### Given exercise:
All lines in which the word "mass" occurs are to be extracted.

### Entries provided:
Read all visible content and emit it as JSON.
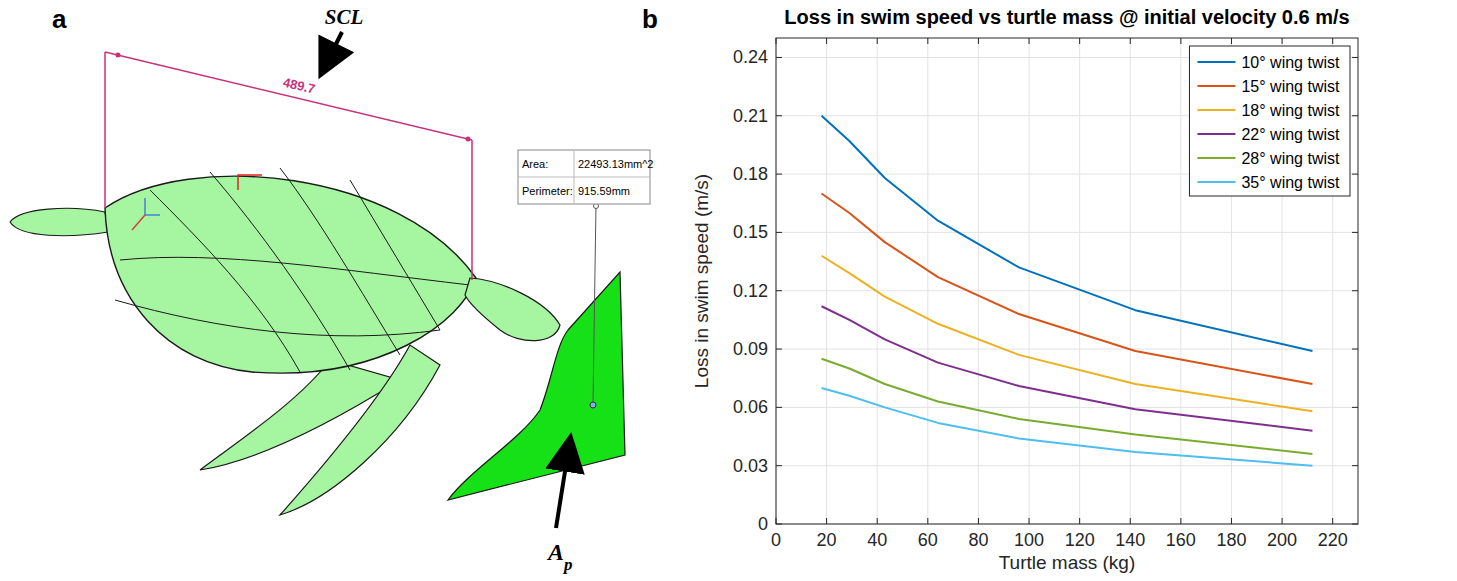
{
  "panel_a": {
    "letter": "a",
    "scl_label": "SCL",
    "dimension": "489.7",
    "area_label": "Area:",
    "area_value": "22493.13mm^2",
    "perimeter_label": "Perimeter:",
    "perimeter_value": "915.59mm",
    "ap_label": "A",
    "ap_subscript": "p"
  },
  "panel_b_letter": "b",
  "chart_data": {
    "type": "line",
    "title": "Loss in swim speed vs turtle mass @ initial velocity 0.6 m/s",
    "x_label": "Turtle mass (kg)",
    "y_label": "Loss in swim speed (m/s)",
    "x": [
      18,
      29,
      43,
      64,
      96,
      142,
      212
    ],
    "series": [
      {
        "name": "10° wing twist",
        "color": "#0072bd",
        "values": [
          0.21,
          0.197,
          0.178,
          0.156,
          0.132,
          0.11,
          0.089
        ]
      },
      {
        "name": "15° wing twist",
        "color": "#d95319",
        "values": [
          0.17,
          0.16,
          0.145,
          0.127,
          0.108,
          0.089,
          0.072
        ]
      },
      {
        "name": "18° wing twist",
        "color": "#edb120",
        "values": [
          0.138,
          0.129,
          0.117,
          0.103,
          0.087,
          0.072,
          0.058
        ]
      },
      {
        "name": "22° wing twist",
        "color": "#7e2f8e",
        "values": [
          0.112,
          0.105,
          0.095,
          0.083,
          0.071,
          0.059,
          0.048
        ]
      },
      {
        "name": "28° wing twist",
        "color": "#77ac30",
        "values": [
          0.085,
          0.08,
          0.072,
          0.063,
          0.054,
          0.046,
          0.036
        ]
      },
      {
        "name": "35° wing twist",
        "color": "#4dbeee",
        "values": [
          0.07,
          0.066,
          0.06,
          0.052,
          0.044,
          0.037,
          0.03
        ]
      }
    ],
    "xlim": [
      0,
      230
    ],
    "xticks": [
      0,
      20,
      40,
      60,
      80,
      100,
      120,
      140,
      160,
      180,
      200,
      220
    ],
    "ylim": [
      0,
      0.25
    ],
    "yticks": [
      0,
      0.03,
      0.06,
      0.09,
      0.12,
      0.15,
      0.18,
      0.21,
      0.24
    ],
    "grid": true,
    "legend": "upper right"
  }
}
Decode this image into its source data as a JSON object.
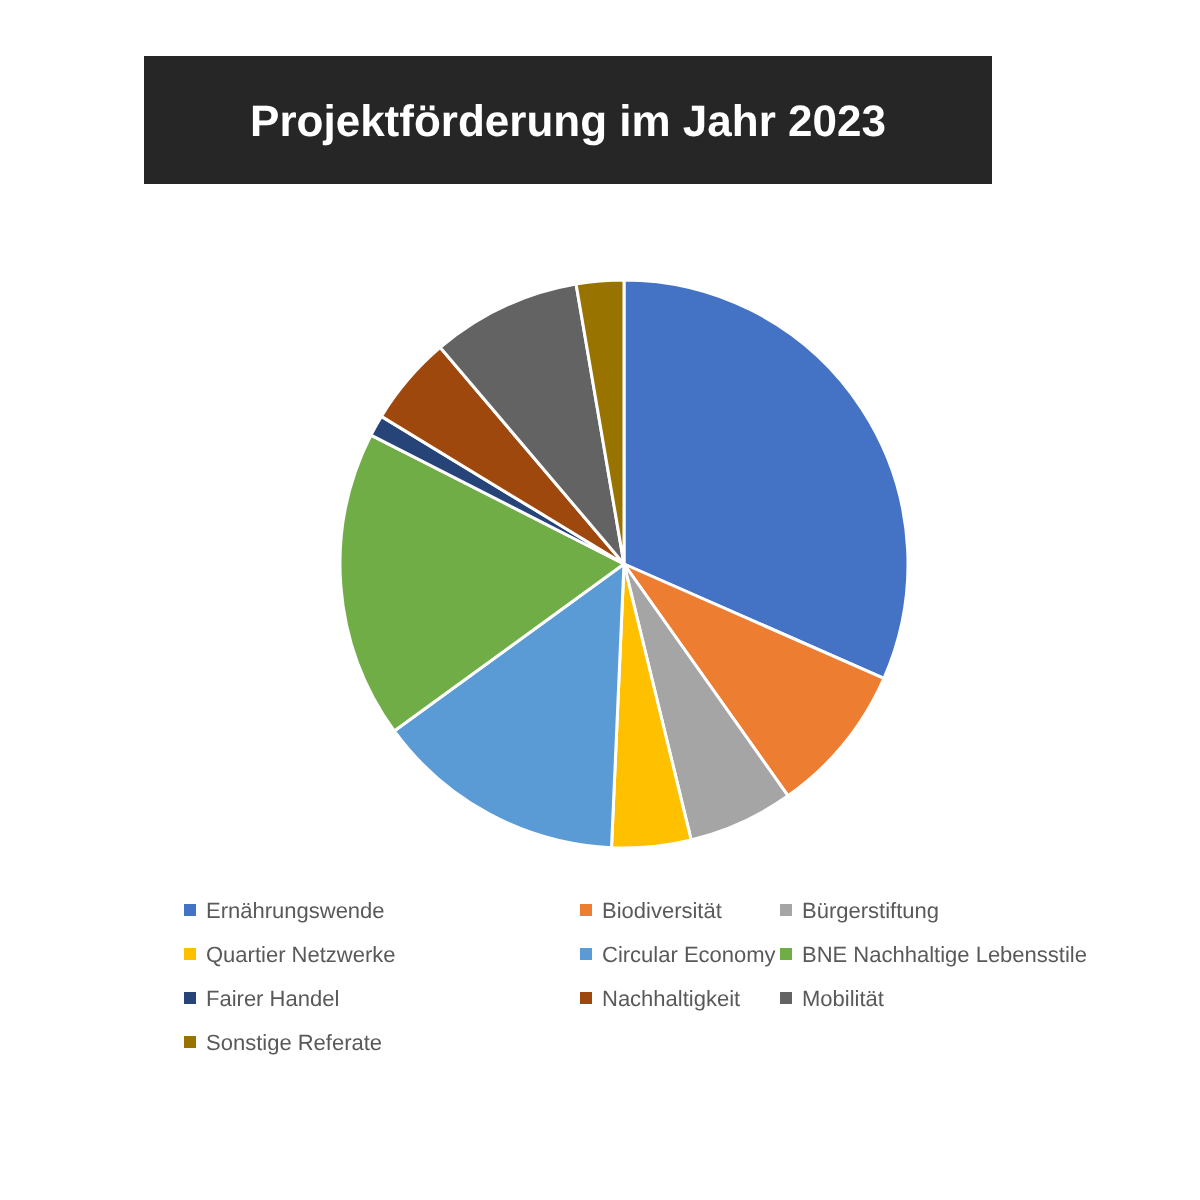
{
  "chart_data": {
    "type": "pie",
    "title": "Projektförderung im Jahr 2023",
    "categories": [
      "Ernährungswende",
      "Biodiversität",
      "Bürgerstiftung",
      "Quartier Netzwerke",
      "Circular Economy",
      "BNE Nachhaltige Lebensstile",
      "Fairer Handel",
      "Nachhaltigkeit",
      "Mobilität",
      "Sonstige Referate"
    ],
    "values": [
      31.6,
      8.6,
      6.0,
      4.5,
      14.3,
      17.5,
      1.2,
      5.1,
      8.5,
      2.7
    ],
    "colors": [
      "#4472c4",
      "#ed7d31",
      "#a5a5a5",
      "#ffc000",
      "#5b9bd5",
      "#70ad47",
      "#264478",
      "#9e480e",
      "#636363",
      "#997300"
    ],
    "legend": "bottom"
  }
}
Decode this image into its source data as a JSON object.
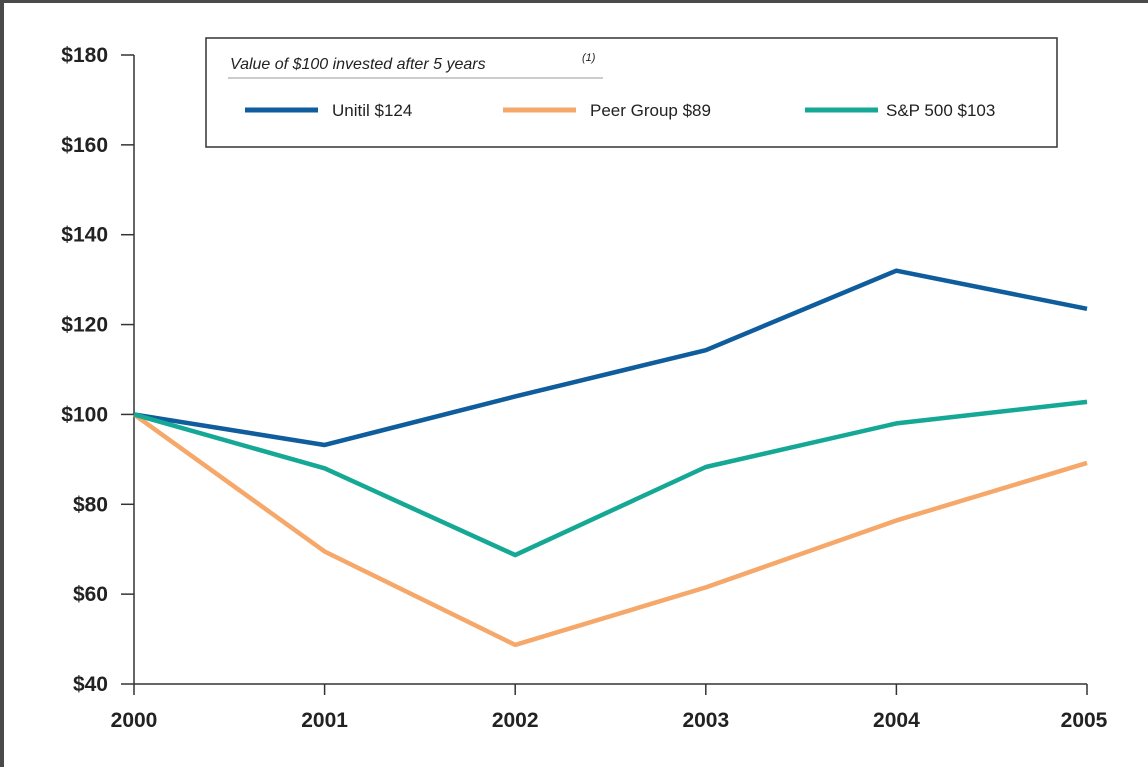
{
  "chart_data": {
    "type": "line",
    "title": "",
    "xlabel": "",
    "ylabel": "",
    "x": [
      "2000",
      "2001",
      "2002",
      "2003",
      "2004",
      "2005"
    ],
    "ylim": [
      40,
      180
    ],
    "yticks": [
      "$40",
      "$60",
      "$80",
      "$100",
      "$120",
      "$140",
      "$160",
      "$180"
    ],
    "ytick_values": [
      40,
      60,
      80,
      100,
      120,
      140,
      160,
      180
    ],
    "grid": false,
    "legend": {
      "title": "Value of $100 invested after 5 years",
      "title_footnote": "(1)",
      "placement": "top"
    },
    "series": [
      {
        "name": "Unitil $124",
        "color": "#0f5d9c",
        "values": [
          100,
          93.2,
          104,
          114.3,
          132,
          123.5
        ]
      },
      {
        "name": "Peer Group $89",
        "color": "#f5a86a",
        "values": [
          100,
          69.5,
          48.7,
          61.5,
          76.4,
          89.2
        ]
      },
      {
        "name": "S&P 500 $103",
        "color": "#14a895",
        "values": [
          100,
          88,
          68.7,
          88.3,
          98,
          102.8
        ]
      }
    ]
  }
}
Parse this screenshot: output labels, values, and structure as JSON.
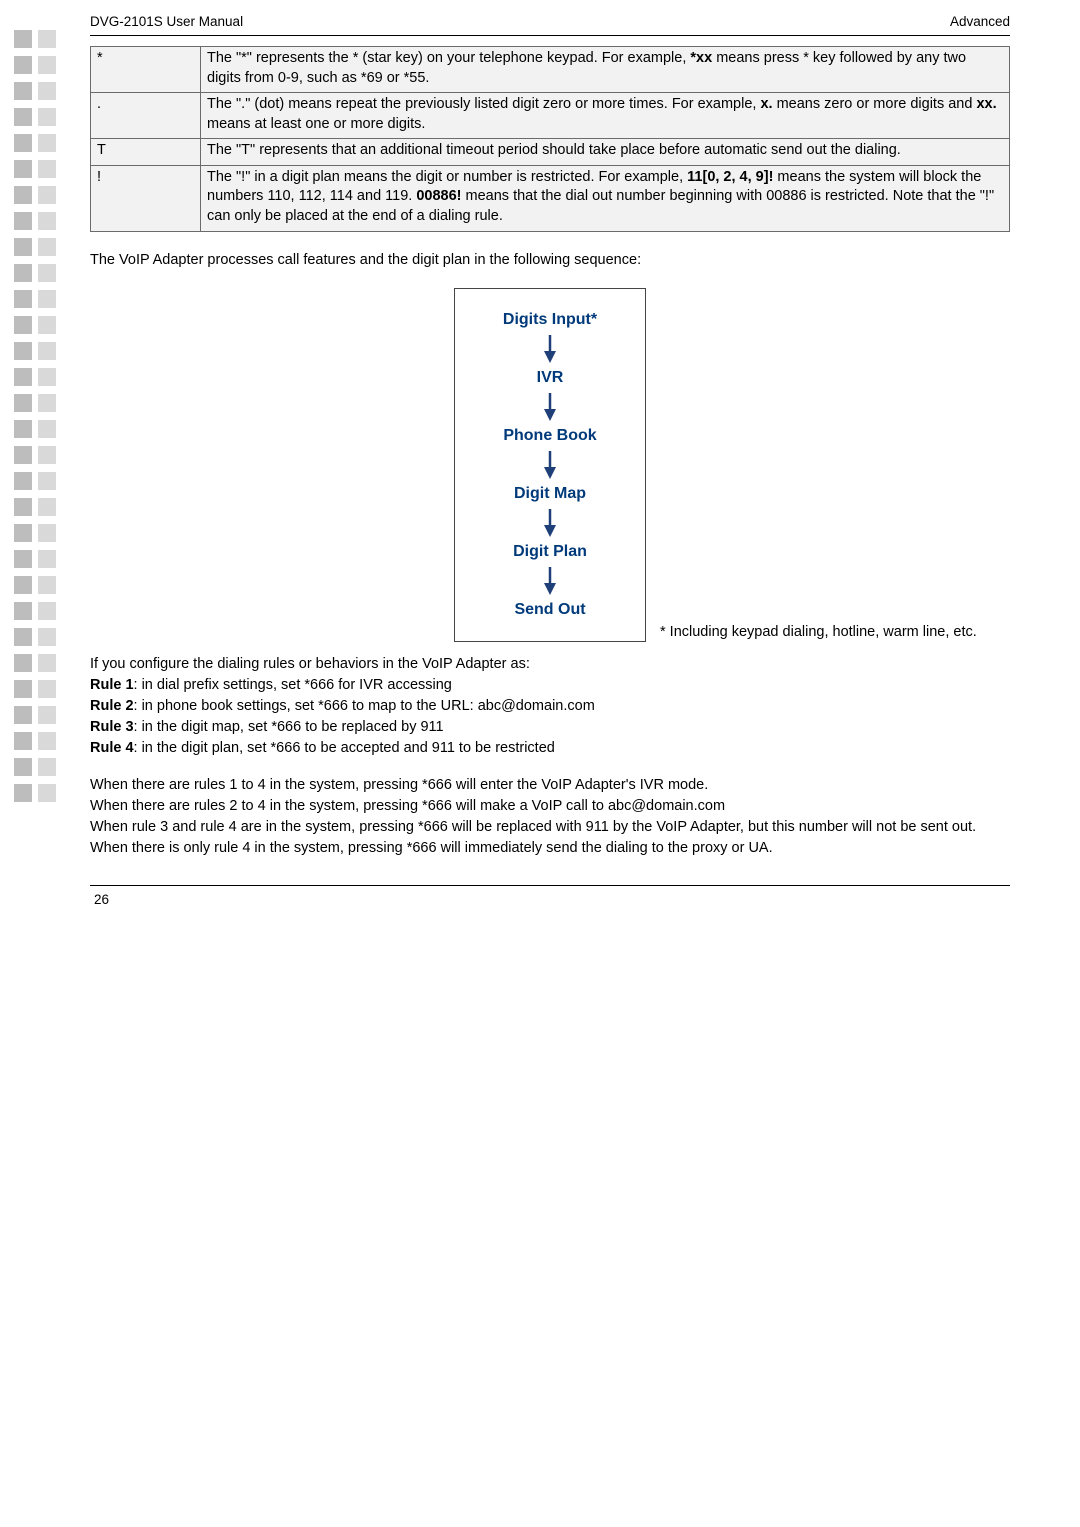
{
  "header": {
    "left": "DVG-2101S User Manual",
    "right": "Advanced"
  },
  "table": {
    "rows": [
      {
        "char": "*",
        "meaning_parts": [
          "The \"*\" represents the * (star key) on your telephone keypad. For example, ",
          {
            "b": true,
            "t": "*xx"
          },
          " means press * key followed by any two digits from 0-9, such as *69 or *55."
        ]
      },
      {
        "char": ".",
        "meaning_parts": [
          "The \".\" (dot) means repeat the previously listed digit zero or more times. For example, ",
          {
            "b": true,
            "t": "x."
          },
          " means zero or more digits and ",
          {
            "b": true,
            "t": "xx."
          },
          " means at least one or more digits."
        ]
      },
      {
        "char": "T",
        "meaning_parts": [
          "The \"T\" represents that an additional timeout period should take place before automatic send out the dialing."
        ]
      },
      {
        "char": "!",
        "meaning_parts": [
          "The \"!\" in a digit plan means the digit or number is restricted. For example, ",
          {
            "b": true,
            "t": "11[0, 2, 4, 9]!"
          },
          " means the system will block the numbers 110, 112, 114 and 119. ",
          {
            "b": true,
            "t": "00886!"
          },
          " means that the dial out number beginning with 00886 is restricted. Note that the \"!\" can only be placed at the end of a dialing rule."
        ]
      }
    ]
  },
  "intro_para": "The VoIP Adapter processes call features and the digit plan in the following sequence:",
  "flow": {
    "nodes": [
      "Digits Input*",
      "IVR",
      "Phone Book",
      "Digit Map",
      "Digit Plan",
      "Send Out"
    ],
    "arrow_color": "#1f3f78",
    "node_color": "#003a7a",
    "node_fontsize": 16,
    "box_border": "#444444",
    "background": "#ffffff"
  },
  "caption": "* Including keypad dialing, hotline, warm line, etc.",
  "rules": {
    "intro": "If you configure the dialing rules or behaviors in the VoIP Adapter as:",
    "items": [
      {
        "label": "Rule 1",
        "text": ": in dial prefix settings, set *666 for IVR accessing"
      },
      {
        "label": "Rule 2",
        "text": ": in phone book settings, set *666 to map to the URL: abc@domain.com"
      },
      {
        "label": "Rule 3",
        "text": ": in the digit map, set *666 to be replaced by 911"
      },
      {
        "label": "Rule 4",
        "text": ": in the digit plan, set *666 to be accepted and 911 to be restricted"
      }
    ]
  },
  "explain": [
    "When there are rules 1 to 4 in the system, pressing *666 will enter the VoIP Adapter's IVR mode.",
    "When there are rules 2 to 4 in the system, pressing *666 will make a VoIP call to abc@domain.com",
    "When rule 3 and rule 4 are in the system, pressing *666 will be replaced with 911 by the VoIP Adapter, but this number will not be sent out.",
    "When there is only rule 4 in the system, pressing *666 will immediately send the dialing to the proxy or UA."
  ],
  "page_no": "26",
  "decor": {
    "pair_count": 30,
    "dark": "#bdbdbd",
    "light": "#d9d9d9"
  }
}
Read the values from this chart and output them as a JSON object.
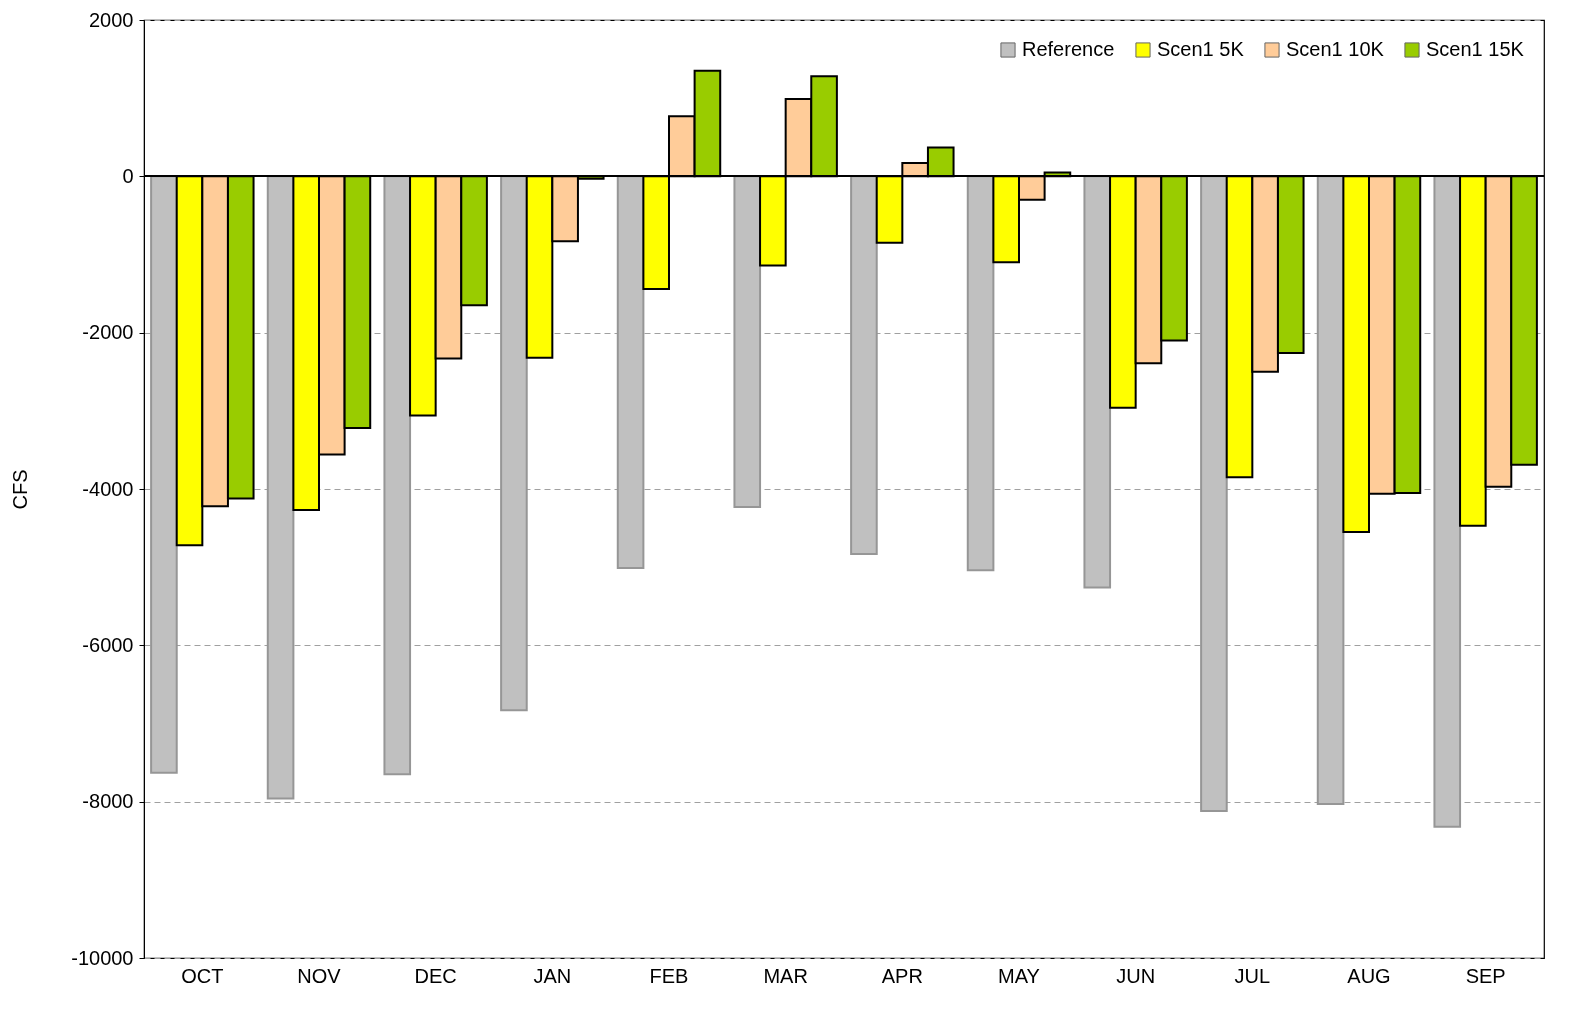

### Solution to the problem:
    "title": "Loss in swim speed vs turtle mass @ initial velocity 0.6 m/s",
    "x_label": "Turtle mass (kg)",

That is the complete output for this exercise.